**AIM OF THE TASK:** Which lines in the records below contain the word "Photometric"? Copy each one out.

**DATASET EXTRACT:**
"""

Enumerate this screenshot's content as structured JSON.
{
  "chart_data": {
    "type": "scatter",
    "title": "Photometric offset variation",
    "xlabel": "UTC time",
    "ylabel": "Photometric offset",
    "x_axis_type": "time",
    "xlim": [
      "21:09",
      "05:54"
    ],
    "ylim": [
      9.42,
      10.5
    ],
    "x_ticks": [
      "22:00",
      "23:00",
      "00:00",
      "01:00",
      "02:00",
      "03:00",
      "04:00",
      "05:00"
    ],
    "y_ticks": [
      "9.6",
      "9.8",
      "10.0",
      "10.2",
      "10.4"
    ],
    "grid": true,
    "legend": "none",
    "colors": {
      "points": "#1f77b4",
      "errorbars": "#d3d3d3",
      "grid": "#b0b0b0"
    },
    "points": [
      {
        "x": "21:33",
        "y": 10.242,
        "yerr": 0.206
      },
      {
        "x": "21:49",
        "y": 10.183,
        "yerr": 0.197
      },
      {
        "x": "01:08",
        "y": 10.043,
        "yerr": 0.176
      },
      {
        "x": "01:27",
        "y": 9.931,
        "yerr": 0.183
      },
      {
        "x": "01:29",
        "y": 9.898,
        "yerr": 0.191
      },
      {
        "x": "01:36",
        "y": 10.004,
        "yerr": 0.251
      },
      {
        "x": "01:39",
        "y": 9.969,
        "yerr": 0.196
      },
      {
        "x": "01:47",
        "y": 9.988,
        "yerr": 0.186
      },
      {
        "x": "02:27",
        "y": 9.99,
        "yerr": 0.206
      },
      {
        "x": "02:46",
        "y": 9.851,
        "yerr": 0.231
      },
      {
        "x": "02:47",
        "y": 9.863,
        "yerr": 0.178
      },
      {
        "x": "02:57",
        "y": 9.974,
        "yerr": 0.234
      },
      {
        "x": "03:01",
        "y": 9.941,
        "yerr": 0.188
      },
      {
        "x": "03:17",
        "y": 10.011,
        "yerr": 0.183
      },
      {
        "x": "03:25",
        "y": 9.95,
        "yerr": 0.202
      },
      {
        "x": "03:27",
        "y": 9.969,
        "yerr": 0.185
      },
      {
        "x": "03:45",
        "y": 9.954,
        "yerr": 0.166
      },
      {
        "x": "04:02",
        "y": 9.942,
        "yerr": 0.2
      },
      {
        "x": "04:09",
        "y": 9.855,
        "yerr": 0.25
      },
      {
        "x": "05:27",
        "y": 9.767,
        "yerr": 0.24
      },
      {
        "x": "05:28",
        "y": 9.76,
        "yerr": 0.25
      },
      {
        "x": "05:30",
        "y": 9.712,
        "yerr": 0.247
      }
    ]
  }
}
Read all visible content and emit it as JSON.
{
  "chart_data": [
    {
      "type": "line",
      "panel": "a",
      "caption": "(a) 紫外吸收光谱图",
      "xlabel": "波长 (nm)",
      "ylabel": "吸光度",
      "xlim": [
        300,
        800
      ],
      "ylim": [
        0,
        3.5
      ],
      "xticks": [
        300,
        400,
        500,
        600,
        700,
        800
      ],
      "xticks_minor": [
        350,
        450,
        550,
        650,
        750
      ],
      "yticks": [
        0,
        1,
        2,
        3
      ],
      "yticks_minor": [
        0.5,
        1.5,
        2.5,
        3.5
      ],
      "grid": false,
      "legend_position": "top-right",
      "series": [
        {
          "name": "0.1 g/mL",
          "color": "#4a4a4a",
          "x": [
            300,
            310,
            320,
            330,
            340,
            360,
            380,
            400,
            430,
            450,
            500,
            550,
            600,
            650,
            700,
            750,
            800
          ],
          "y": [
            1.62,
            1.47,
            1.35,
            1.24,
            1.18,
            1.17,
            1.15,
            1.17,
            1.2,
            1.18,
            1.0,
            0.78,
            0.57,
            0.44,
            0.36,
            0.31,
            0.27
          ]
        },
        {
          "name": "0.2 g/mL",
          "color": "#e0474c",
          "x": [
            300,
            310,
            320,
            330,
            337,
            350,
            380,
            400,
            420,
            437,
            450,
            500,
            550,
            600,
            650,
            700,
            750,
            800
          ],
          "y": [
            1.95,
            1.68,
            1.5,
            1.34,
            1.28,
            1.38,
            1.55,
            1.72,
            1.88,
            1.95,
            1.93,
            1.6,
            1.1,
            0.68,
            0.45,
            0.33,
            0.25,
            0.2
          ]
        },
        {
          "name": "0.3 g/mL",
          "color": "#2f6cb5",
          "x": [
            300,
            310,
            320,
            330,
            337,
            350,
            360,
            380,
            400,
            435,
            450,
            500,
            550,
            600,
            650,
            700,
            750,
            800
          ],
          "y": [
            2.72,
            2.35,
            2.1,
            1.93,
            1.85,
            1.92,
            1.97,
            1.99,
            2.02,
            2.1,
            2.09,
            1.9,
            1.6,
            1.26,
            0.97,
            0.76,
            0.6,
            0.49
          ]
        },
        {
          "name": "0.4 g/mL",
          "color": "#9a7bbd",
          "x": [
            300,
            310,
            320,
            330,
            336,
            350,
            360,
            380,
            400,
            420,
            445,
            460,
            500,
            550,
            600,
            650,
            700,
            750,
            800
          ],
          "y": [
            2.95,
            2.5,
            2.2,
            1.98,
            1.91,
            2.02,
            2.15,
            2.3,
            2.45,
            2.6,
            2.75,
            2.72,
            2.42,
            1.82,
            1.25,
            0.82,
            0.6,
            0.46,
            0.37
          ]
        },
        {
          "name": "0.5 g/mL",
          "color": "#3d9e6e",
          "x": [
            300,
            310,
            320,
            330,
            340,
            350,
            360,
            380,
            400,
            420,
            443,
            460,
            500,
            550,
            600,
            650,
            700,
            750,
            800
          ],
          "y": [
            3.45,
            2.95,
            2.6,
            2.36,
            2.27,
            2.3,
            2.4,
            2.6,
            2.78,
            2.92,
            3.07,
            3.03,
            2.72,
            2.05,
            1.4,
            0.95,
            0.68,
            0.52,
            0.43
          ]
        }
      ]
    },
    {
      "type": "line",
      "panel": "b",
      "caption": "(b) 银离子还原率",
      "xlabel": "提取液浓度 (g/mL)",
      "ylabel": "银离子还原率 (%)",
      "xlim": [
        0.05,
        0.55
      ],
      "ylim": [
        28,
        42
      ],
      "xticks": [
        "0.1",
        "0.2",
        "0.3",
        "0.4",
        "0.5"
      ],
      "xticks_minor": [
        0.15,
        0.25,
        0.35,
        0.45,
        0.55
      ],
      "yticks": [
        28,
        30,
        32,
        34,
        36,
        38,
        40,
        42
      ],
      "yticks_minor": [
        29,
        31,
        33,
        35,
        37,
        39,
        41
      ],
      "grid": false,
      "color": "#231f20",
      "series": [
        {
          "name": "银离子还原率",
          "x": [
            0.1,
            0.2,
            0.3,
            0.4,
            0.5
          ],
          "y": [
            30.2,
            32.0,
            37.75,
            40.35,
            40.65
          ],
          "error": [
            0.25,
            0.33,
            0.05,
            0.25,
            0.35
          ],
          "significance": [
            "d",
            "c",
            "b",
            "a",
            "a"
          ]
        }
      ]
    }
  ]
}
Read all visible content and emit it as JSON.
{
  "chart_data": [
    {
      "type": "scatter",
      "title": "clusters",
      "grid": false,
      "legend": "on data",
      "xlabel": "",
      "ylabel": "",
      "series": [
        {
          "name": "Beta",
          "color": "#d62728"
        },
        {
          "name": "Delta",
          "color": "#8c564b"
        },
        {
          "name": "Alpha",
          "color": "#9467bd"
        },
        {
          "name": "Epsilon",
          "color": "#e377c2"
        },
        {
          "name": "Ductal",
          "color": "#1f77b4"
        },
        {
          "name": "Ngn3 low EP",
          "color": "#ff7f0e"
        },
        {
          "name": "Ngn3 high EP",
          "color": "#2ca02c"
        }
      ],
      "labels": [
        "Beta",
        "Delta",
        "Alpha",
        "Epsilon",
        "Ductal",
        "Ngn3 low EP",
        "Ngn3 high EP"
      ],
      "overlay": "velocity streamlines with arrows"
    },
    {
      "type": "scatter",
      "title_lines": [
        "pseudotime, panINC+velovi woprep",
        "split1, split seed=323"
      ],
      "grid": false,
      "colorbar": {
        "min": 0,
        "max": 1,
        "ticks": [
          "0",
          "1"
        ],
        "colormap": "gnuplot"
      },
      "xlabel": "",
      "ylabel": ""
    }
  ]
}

"""

**RESPONSE TO THE EXERCISE:**
    "title": "Photometric offset variation",
    "ylabel": "Photometric offset",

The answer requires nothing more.